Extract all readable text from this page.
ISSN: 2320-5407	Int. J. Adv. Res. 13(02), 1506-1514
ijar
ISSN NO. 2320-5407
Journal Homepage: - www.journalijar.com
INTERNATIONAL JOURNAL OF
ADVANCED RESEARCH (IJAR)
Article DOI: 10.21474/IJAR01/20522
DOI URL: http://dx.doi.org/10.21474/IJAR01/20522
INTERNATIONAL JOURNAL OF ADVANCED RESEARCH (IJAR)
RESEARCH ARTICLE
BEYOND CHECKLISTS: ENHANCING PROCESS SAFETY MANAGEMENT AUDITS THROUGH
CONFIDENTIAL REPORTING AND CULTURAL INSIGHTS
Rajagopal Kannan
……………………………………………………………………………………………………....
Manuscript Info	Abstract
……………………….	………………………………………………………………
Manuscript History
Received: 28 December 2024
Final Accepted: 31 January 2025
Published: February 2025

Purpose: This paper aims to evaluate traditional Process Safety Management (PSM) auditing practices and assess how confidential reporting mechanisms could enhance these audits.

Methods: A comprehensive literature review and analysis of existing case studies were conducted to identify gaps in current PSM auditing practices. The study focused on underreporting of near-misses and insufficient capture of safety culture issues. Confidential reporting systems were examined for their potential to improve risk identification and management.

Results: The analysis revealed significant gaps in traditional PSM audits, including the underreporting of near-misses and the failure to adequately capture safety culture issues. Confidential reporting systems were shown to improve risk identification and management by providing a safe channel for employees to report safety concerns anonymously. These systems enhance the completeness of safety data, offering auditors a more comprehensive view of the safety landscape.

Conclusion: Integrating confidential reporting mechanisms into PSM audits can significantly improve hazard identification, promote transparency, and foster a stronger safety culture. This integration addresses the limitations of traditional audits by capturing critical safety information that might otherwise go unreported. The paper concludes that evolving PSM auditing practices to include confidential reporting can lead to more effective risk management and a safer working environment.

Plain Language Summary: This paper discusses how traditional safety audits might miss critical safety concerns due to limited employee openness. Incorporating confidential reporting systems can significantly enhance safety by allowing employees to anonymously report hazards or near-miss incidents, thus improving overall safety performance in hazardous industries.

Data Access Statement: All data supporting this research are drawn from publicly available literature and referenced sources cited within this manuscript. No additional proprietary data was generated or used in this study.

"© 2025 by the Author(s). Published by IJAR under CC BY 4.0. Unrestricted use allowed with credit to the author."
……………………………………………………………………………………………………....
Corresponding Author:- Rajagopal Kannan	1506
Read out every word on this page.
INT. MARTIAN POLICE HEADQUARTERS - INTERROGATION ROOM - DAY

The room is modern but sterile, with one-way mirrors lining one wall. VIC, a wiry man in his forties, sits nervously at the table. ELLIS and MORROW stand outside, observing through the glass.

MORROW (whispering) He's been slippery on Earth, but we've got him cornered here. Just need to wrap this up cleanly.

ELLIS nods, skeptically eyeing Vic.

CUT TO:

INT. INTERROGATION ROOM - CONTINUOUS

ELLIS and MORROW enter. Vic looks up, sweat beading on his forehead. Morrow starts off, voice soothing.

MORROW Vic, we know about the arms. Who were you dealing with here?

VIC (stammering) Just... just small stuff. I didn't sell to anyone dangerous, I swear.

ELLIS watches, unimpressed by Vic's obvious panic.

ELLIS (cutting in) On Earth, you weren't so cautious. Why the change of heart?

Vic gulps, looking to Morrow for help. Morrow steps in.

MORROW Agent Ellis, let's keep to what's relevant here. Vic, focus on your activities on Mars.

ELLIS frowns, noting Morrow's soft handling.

** Problem statement **
Output all of the material exactly as written.

** Exercise response **
Extract all readable text from this page.
ISSN: 2320-5407	Int. J. Adv. Res. 13(02), 1506-1514
ijar
ISSN NO. 2320-5407
Journal Homepage: - www.journalijar.com
INTERNATIONAL JOURNAL OF
ADVANCED RESEARCH (IJAR)
Article DOI: 10.21474/IJAR01/20522
DOI URL: http://dx.doi.org/10.21474/IJAR01/20522
INTERNATIONAL JOURNAL OF ADVANCED RESEARCH (IJAR)
RESEARCH ARTICLE
BEYOND CHECKLISTS: ENHANCING PROCESS SAFETY MANAGEMENT AUDITS THROUGH
CONFIDENTIAL REPORTING AND CULTURAL INSIGHTS
Rajagopal Kannan
……………………………………………………………………………………………………....
Manuscript Info	Abstract
……………………….	………………………………………………………………
Manuscript History
Received: 28 December 2024
Final Accepted: 31 January 2025
Published: February 2025

Purpose: This paper aims to evaluate traditional Process Safety Management (PSM) auditing practices and assess how confidential reporting mechanisms could enhance these audits.

Methods: A comprehensive literature review and analysis of existing case studies were conducted to identify gaps in current PSM auditing practices. The study focused on underreporting of near-misses and insufficient capture of safety culture issues. Confidential reporting systems were examined for their potential to improve risk identification and management.

Results: The analysis revealed significant gaps in traditional PSM audits, including the underreporting of near-misses and the failure to adequately capture safety culture issues. Confidential reporting systems were shown to improve risk identification and management by providing a safe channel for employees to report safety concerns anonymously. These systems enhance the completeness of safety data, offering auditors a more comprehensive view of the safety landscape.

Conclusion: Integrating confidential reporting mechanisms into PSM audits can significantly improve hazard identification, promote transparency, and foster a stronger safety culture. This integration addresses the limitations of traditional audits by capturing critical safety information that might otherwise go unreported. The paper concludes that evolving PSM auditing practices to include confidential reporting can lead to more effective risk management and a safer working environment.

Plain Language Summary: This paper discusses how traditional safety audits might miss critical safety concerns due to limited employee openness. Incorporating confidential reporting systems can significantly enhance safety by allowing employees to anonymously report hazards or near-miss incidents, thus improving overall safety performance in hazardous industries.

Data Access Statement: All data supporting this research are drawn from publicly available literature and referenced sources cited within this manuscript. No additional proprietary data was generated or used in this study.

"© 2025 by the Author(s). Published by IJAR under CC BY 4.0. Unrestricted use allowed with credit to the author."
……………………………………………………………………………………………………....
Corresponding Author:- Rajagopal Kannan	1506
Read out every word on this page.
INT. MARTIAN POLICE HEADQUARTERS - INTERROGATION ROOM - DAY

The room is modern but sterile, with one-way mirrors lining one wall. VIC, a wiry man in his forties, sits nervously at the table. ELLIS and MORROW stand outside, observing through the glass.

MORROW (whispering) He's been slippery on Earth, but we've got him cornered here. Just need to wrap this up cleanly.

ELLIS nods, skeptically eyeing Vic.

CUT TO:

INT. INTERROGATION ROOM - CONTINUOUS

ELLIS and MORROW enter. Vic looks up, sweat beading on his forehead. Morrow starts off, voice soothing.

MORROW Vic, we know about the arms. Who were you dealing with here?

VIC (stammering) Just... just small stuff. I didn't sell to anyone dangerous, I swear.

ELLIS watches, unimpressed by Vic's obvious panic.

ELLIS (cutting in) On Earth, you weren't so cautious. Why the change of heart?

Vic gulps, looking to Morrow for help. Morrow steps in.

MORROW Agent Ellis, let's keep to what's relevant here. Vic, focus on your activities on Mars.

ELLIS frowns, noting Morrow's soft handling.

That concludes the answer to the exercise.